_What this task involves_
In the records below, find the line containing "Serialize everything readable" and repeat it and every line after it exactly, without pictures.

_Provided material_

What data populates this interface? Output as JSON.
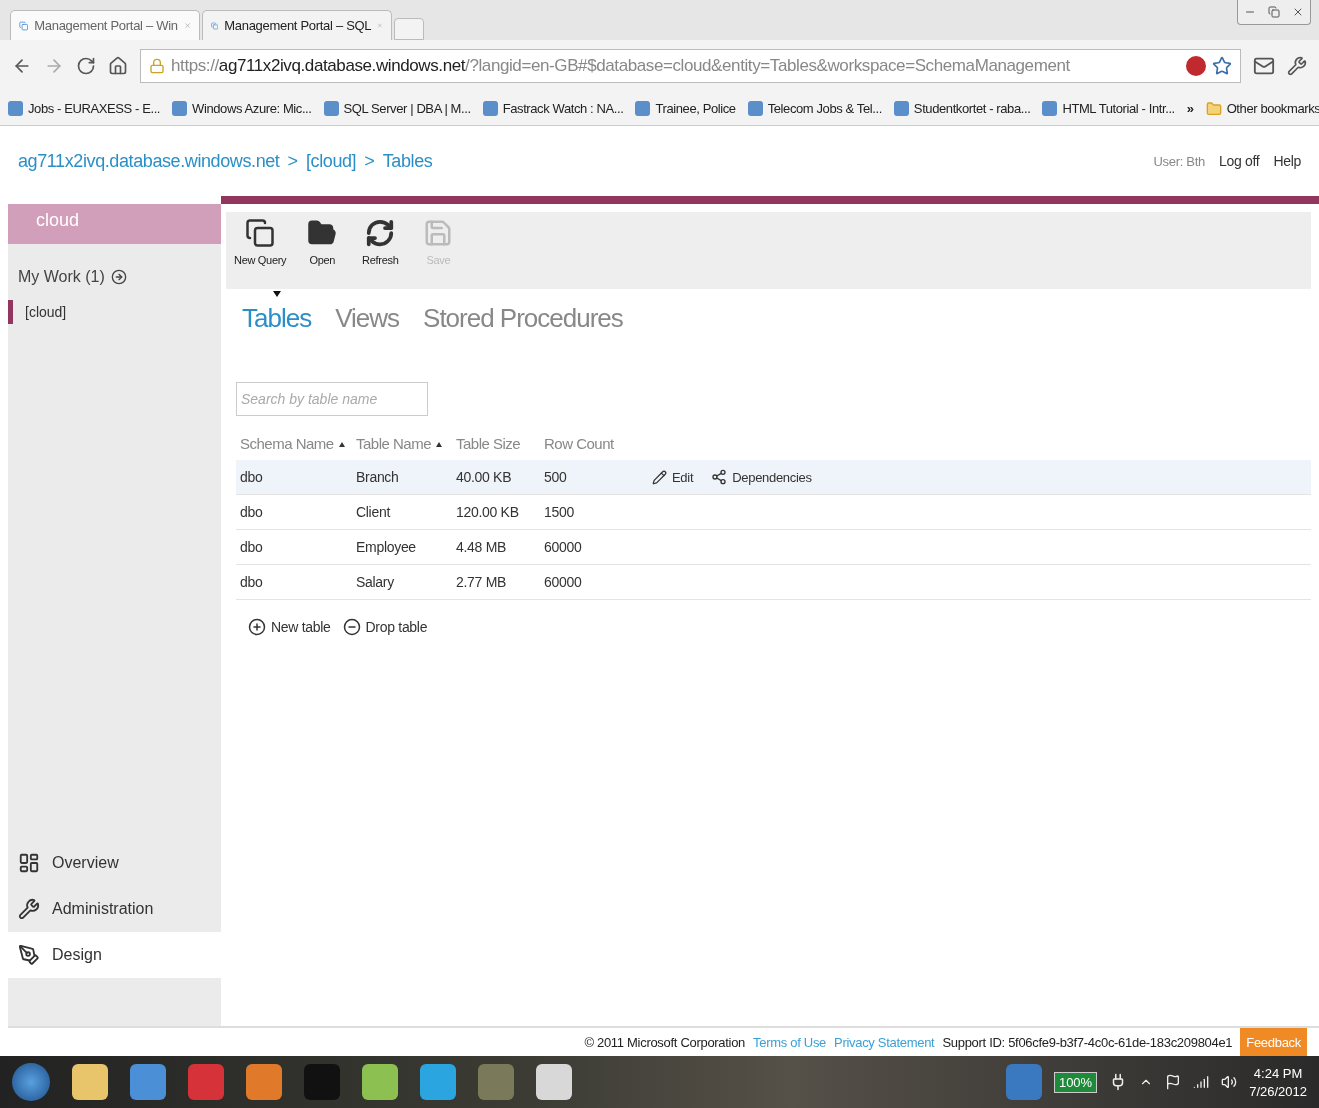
{
  "browser": {
    "tabs": [
      {
        "label": "Management Portal – Win",
        "selected": false
      },
      {
        "label": "Management Portal – SQL",
        "selected": true
      }
    ],
    "address": {
      "scheme": "https://",
      "host": "ag711x2ivq.database.windows.net",
      "path": "/?langid=en-GB#$database=cloud&entity=Tables&workspace=SchemaManagement"
    },
    "bookmarks": [
      "Jobs - EURAXESS - E...",
      "Windows Azure: Mic...",
      "SQL Server | DBA | M...",
      "Fastrack Watch : NA...",
      "Trainee, Police",
      "Telecom Jobs & Tel...",
      "Studentkortet - raba...",
      "HTML Tutorial - Intr..."
    ],
    "bookmarks_more": "»",
    "other_bookmarks": "Other bookmarks"
  },
  "header": {
    "breadcrumb": [
      "ag711x2ivq.database.windows.net",
      ">",
      "[cloud]",
      ">",
      "Tables"
    ],
    "user": "User: Bth",
    "links": [
      "Log off",
      "Help"
    ]
  },
  "sidebar": {
    "title": "cloud",
    "my_work": "My Work (1)",
    "items": [
      {
        "label": "[cloud]",
        "selected": true
      }
    ],
    "nav": [
      {
        "label": "Overview",
        "selected": false
      },
      {
        "label": "Administration",
        "selected": false
      },
      {
        "label": "Design",
        "selected": true
      }
    ]
  },
  "toolbar": [
    {
      "kind": "query",
      "label": "New Query",
      "disabled": false
    },
    {
      "kind": "open",
      "label": "Open",
      "disabled": false
    },
    {
      "kind": "refresh",
      "label": "Refresh",
      "disabled": false
    },
    {
      "kind": "save",
      "label": "Save",
      "disabled": true
    }
  ],
  "tabs": [
    {
      "label": "Tables",
      "selected": true
    },
    {
      "label": "Views",
      "selected": false
    },
    {
      "label": "Stored Procedures",
      "selected": false
    }
  ],
  "search": {
    "placeholder": "Search by table name"
  },
  "table": {
    "columns": [
      {
        "label": "Schema Name",
        "sorted": true
      },
      {
        "label": "Table Name",
        "sorted": true
      },
      {
        "label": "Table Size",
        "sorted": false
      },
      {
        "label": "Row Count",
        "sorted": false
      }
    ],
    "rows": [
      {
        "cells": [
          "dbo",
          "Branch",
          "40.00 KB",
          "500"
        ],
        "selected": true
      },
      {
        "cells": [
          "dbo",
          "Client",
          "120.00 KB",
          "1500"
        ],
        "selected": false
      },
      {
        "cells": [
          "dbo",
          "Employee",
          "4.48 MB",
          "60000"
        ],
        "selected": false
      },
      {
        "cells": [
          "dbo",
          "Salary",
          "2.77 MB",
          "60000"
        ],
        "selected": false
      }
    ],
    "row_actions": [
      {
        "kind": "edit",
        "label": "Edit"
      },
      {
        "kind": "dependencies",
        "label": "Dependencies"
      }
    ]
  },
  "actions": [
    {
      "kind": "new",
      "label": "New table"
    },
    {
      "kind": "drop",
      "label": "Drop table"
    }
  ],
  "footer": {
    "copyright": "© 2011 Microsoft Corporation",
    "links": [
      "Terms of Use",
      "Privacy Statement"
    ],
    "support": "Support ID: 5f06cfe9-b3f7-4c0c-61de-183c209804e1",
    "feedback": "Feedback"
  },
  "taskbar": {
    "battery": "100%",
    "time": "4:24 PM",
    "date": "7/26/2012"
  }
}
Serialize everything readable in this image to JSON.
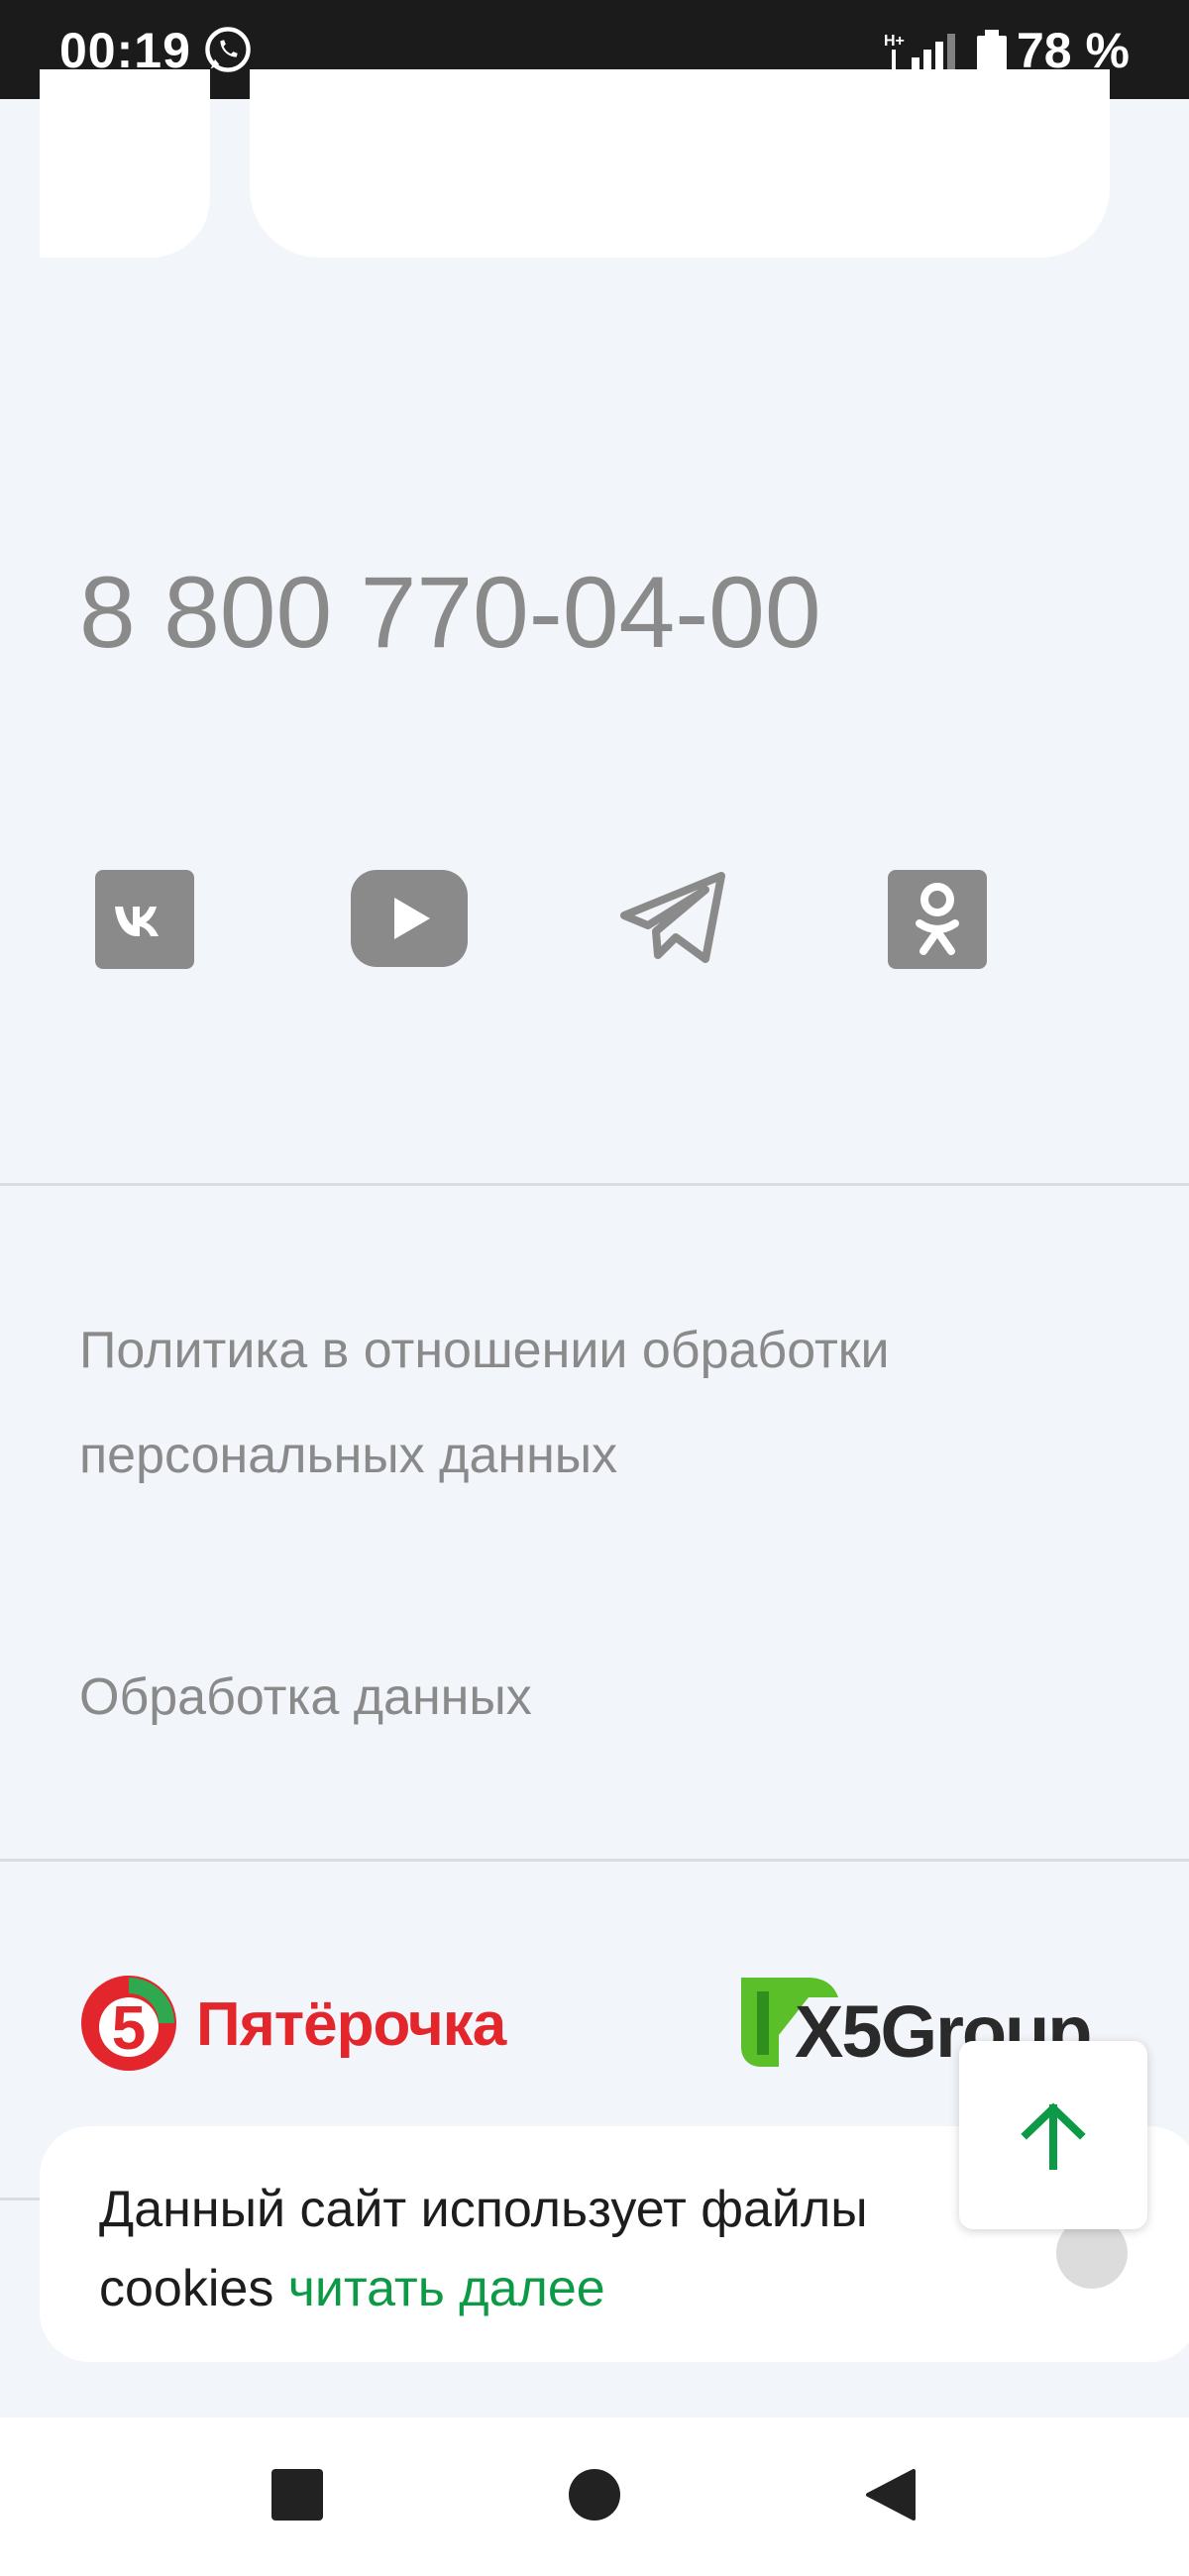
{
  "status_bar": {
    "time": "00:19",
    "battery": "78 %",
    "icons": [
      "whatsapp-icon",
      "network-icon",
      "battery-icon"
    ]
  },
  "contacts": {
    "phone": "8 800 770-04-00"
  },
  "social": [
    {
      "name": "vk-icon"
    },
    {
      "name": "youtube-icon"
    },
    {
      "name": "telegram-icon"
    },
    {
      "name": "odnoklassniki-icon"
    }
  ],
  "footer_links": {
    "policy": "Политика в отношении обработки персональных данных",
    "processing": "Обработка данных"
  },
  "logos": {
    "pyaterochka_digit": "5",
    "pyaterochka": "Пятёрочка",
    "x5group": "X5Group"
  },
  "cookie_banner": {
    "text": "Данный сайт использует файлы cookies",
    "link": "читать далее"
  },
  "colors": {
    "background": "#f2f5fa",
    "accent_green": "#0d9a46",
    "brand_red": "#e2262c",
    "icon_gray": "#8a8a8a"
  }
}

_Full solution_
Serialize everything readable in this image to JSON.
{
  "status_bar": {
    "time": "00:19",
    "battery": "78 %",
    "icons": [
      "whatsapp-icon",
      "network-icon",
      "battery-icon"
    ]
  },
  "contacts": {
    "phone": "8 800 770-04-00"
  },
  "social": [
    {
      "name": "vk-icon"
    },
    {
      "name": "youtube-icon"
    },
    {
      "name": "telegram-icon"
    },
    {
      "name": "odnoklassniki-icon"
    }
  ],
  "footer_links": {
    "policy": "Политика в отношении обработки персональных данных",
    "processing": "Обработка данных"
  },
  "logos": {
    "pyaterochka_digit": "5",
    "pyaterochka": "Пятёрочка",
    "x5group": "X5Group"
  },
  "cookie_banner": {
    "text": "Данный сайт использует файлы cookies",
    "link": "читать далее"
  },
  "colors": {
    "background": "#f2f5fa",
    "accent_green": "#0d9a46",
    "brand_red": "#e2262c",
    "icon_gray": "#8a8a8a"
  }
}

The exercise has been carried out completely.